Your objective = For every line in the records that has the word "University", make a copy.

Data provided =

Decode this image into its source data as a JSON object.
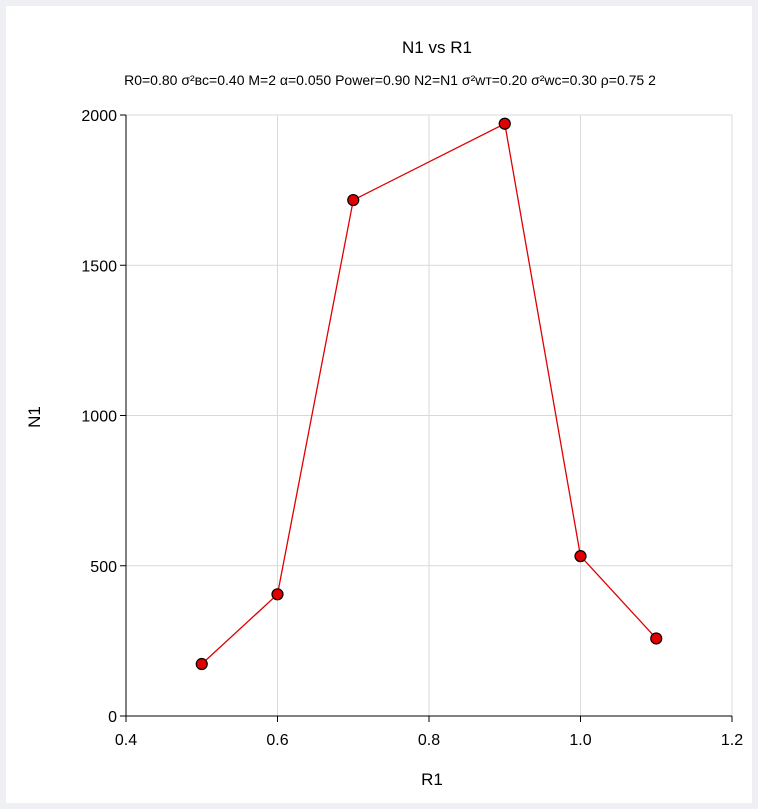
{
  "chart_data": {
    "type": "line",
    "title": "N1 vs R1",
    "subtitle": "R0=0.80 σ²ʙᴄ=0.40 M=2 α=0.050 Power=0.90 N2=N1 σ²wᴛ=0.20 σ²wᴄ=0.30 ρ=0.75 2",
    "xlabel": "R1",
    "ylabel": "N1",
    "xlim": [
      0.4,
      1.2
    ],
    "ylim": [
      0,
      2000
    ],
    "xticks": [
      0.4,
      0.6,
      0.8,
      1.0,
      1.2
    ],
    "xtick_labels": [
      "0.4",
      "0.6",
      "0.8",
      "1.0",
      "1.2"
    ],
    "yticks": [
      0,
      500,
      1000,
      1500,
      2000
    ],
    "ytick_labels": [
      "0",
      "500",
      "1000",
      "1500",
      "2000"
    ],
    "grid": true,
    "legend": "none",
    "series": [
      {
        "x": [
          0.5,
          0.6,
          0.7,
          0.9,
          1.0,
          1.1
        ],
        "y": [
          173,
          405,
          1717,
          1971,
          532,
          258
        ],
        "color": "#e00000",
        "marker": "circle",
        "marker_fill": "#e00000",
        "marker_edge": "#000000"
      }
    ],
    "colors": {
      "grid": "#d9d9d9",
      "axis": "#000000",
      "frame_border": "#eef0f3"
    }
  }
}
---
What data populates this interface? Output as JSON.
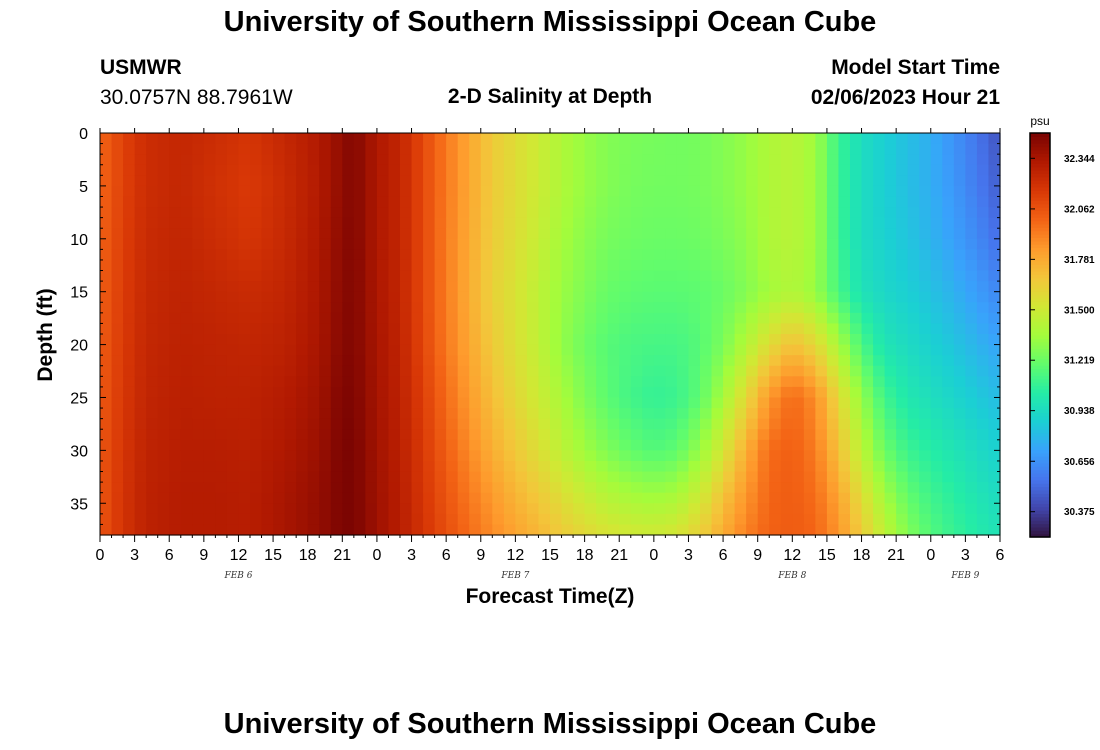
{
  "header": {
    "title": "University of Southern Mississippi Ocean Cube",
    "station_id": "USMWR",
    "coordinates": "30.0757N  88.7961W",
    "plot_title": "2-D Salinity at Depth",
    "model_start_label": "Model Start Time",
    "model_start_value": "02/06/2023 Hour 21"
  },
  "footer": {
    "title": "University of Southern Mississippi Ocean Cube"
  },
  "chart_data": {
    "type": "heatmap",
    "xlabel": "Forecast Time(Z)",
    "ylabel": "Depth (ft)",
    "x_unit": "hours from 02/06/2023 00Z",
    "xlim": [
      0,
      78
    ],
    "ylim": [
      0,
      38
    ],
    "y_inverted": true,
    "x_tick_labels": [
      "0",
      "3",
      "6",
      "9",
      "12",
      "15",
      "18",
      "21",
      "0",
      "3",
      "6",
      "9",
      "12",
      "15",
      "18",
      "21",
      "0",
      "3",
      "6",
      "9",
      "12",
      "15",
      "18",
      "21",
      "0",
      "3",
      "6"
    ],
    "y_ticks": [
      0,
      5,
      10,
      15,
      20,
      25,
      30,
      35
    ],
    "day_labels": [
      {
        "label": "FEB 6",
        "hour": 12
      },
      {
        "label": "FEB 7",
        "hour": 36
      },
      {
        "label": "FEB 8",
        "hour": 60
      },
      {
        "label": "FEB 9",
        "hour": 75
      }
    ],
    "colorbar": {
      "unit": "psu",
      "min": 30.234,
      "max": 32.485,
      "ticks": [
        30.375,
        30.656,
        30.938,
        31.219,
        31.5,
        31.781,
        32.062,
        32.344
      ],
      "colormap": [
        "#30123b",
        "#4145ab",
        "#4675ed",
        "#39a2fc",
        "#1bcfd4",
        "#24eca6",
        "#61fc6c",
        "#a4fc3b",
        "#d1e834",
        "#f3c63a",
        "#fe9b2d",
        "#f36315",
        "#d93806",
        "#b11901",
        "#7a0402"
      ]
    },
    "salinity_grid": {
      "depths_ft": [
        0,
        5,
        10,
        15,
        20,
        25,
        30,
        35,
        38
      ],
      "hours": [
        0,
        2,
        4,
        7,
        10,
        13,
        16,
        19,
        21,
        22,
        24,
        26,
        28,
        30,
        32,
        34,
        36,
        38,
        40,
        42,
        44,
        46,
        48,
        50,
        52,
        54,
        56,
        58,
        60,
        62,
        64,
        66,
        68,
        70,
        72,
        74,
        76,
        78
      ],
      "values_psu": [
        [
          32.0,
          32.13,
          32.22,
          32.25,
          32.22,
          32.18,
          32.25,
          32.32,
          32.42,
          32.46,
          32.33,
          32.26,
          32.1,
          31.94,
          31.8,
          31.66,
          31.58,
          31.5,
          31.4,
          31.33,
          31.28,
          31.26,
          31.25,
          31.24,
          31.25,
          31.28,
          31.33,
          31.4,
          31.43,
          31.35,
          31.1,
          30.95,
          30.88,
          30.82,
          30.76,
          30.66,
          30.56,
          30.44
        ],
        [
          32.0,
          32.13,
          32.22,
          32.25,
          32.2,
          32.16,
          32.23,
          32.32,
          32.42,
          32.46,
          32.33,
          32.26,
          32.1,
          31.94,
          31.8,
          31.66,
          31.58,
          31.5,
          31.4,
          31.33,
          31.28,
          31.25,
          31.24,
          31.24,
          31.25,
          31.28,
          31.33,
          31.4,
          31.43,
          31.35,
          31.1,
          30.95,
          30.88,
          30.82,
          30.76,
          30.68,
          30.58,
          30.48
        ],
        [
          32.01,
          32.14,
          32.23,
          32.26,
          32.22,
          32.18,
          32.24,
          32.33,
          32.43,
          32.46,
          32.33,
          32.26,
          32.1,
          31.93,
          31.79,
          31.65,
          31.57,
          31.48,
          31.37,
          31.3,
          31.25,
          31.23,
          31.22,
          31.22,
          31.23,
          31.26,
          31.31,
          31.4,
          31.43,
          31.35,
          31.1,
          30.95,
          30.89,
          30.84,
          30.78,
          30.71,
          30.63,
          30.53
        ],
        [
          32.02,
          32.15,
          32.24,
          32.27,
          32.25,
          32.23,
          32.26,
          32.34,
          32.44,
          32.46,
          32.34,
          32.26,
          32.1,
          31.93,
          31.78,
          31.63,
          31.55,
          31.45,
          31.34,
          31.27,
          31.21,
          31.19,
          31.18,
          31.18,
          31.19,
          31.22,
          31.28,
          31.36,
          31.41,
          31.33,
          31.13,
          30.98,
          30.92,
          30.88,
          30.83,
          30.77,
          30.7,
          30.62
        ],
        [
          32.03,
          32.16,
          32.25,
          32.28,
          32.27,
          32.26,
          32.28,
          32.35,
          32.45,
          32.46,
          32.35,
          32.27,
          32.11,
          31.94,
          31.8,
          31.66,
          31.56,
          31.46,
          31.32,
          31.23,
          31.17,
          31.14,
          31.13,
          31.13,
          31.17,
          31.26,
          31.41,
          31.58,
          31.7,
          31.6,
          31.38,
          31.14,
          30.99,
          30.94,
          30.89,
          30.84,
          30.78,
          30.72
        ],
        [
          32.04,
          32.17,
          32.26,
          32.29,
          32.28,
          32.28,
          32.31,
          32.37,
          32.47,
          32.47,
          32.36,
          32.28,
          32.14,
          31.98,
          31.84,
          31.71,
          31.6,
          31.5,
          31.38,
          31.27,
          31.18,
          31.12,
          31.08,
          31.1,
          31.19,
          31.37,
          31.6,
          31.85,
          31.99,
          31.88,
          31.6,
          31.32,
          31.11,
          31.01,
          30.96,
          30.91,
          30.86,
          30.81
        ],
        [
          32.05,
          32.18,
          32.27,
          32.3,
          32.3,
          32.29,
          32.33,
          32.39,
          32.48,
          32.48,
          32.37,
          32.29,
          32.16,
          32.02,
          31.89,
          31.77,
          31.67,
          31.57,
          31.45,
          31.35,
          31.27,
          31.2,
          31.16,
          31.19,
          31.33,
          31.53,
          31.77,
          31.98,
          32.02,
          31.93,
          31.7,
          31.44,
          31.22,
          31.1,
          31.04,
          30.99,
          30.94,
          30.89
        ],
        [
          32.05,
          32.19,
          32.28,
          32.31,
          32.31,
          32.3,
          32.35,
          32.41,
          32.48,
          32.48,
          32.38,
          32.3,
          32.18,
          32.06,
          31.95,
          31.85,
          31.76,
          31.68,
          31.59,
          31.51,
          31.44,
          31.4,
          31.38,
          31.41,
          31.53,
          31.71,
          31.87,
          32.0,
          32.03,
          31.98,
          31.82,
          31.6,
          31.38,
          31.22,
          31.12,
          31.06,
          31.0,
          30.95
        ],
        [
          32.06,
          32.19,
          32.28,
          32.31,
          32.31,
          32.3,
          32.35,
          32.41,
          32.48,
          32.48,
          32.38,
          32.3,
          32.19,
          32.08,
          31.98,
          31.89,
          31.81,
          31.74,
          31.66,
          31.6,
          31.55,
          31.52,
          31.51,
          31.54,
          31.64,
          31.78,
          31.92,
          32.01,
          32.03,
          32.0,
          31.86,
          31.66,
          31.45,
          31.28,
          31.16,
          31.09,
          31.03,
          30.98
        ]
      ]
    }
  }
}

Full response =
    "title": "University of Southern Mississippi Ocean Cube",
    "title": "University of Southern Mississippi Ocean Cube"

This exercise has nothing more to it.